-------- READING TEXT --------

Vancouver police test Taser Gun; Assess Less Lethal Options
Saturday, March 29, 2003
By JOHN BRANTON
The Columbian
When a No. 8 fishhook wired to a 50,000-volt Taser gun slammed into his back, Vancouver police Officer Bill Pardue went rigid as a pine board.
Had people not been supporting Pardue’s arms in a demonstration of the Taser on Friday, he might have fallen on his face. Instead, he was lowered to a mat on the floor.
“It’s hard to describe,” Pardue said moments later. “You just feel like it grabs ahold of your body. You can’t move.”
Had he been a drugged, mentally deranged or otherwise hostile assailant, the five-second Taser zapping likely would have given police time to separate him from any weapons and handcuff him.
The M26 Taser pistol, which Vancouver police are testing in a pilot program, will give officers a new “less-than-lethal” alternative to shooting an assailant with a firearm, said Police Chief Brian Martinek.

--------

Pick up the news story on the Vancouver police Taser pilot program after its last sentence and carry it on in the same reporting style.

-------- DATA ENTRIES --------

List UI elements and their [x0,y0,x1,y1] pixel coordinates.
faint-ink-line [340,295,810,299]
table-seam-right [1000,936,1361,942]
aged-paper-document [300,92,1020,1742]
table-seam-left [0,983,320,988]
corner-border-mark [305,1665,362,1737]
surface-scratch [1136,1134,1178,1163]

--------

### EXERCISE OUTPUT
Pardue, who volunteered for the demonstration, appeared no worse for the wear, except for a tiny, bloodied hole in his back.
“I’m fine,” he said later.
The bright-yellow pistol, powered by a compressed-gas canister and eight AA batteries, had fired a straightened-out barbed hook attached to a 21-foot wire. It caused electrical, involuntary contraction of Pardue’s skeletal muscles and overrode his motor nervous system.
So far, the department has purchased three of the $400 weapons, which are used by more than 1,700 law-enforcement agencies in the United States.
Thousands of tests have shown that being Tasered isn’t dangerous to the heart, even in the case of people wearing pacemakers, according to Taser International Inc. The M26, with only 0.162 amp, is an offshoot of the stun gun, and can be used as a stun gun if the hook-firing tip is removed.
When that is done, a noisy, nasty-looking spark leaps a few inches from the pistol’s muzzle.
But unlike early stun guns with five to 15 watts, the M26 uses 26 watts of power. Its spark, in cases where the hook lodges itself in heavy clothing, can jump two inches to reach an assailant’s flesh. A bright-red laser dot provides the targeting system.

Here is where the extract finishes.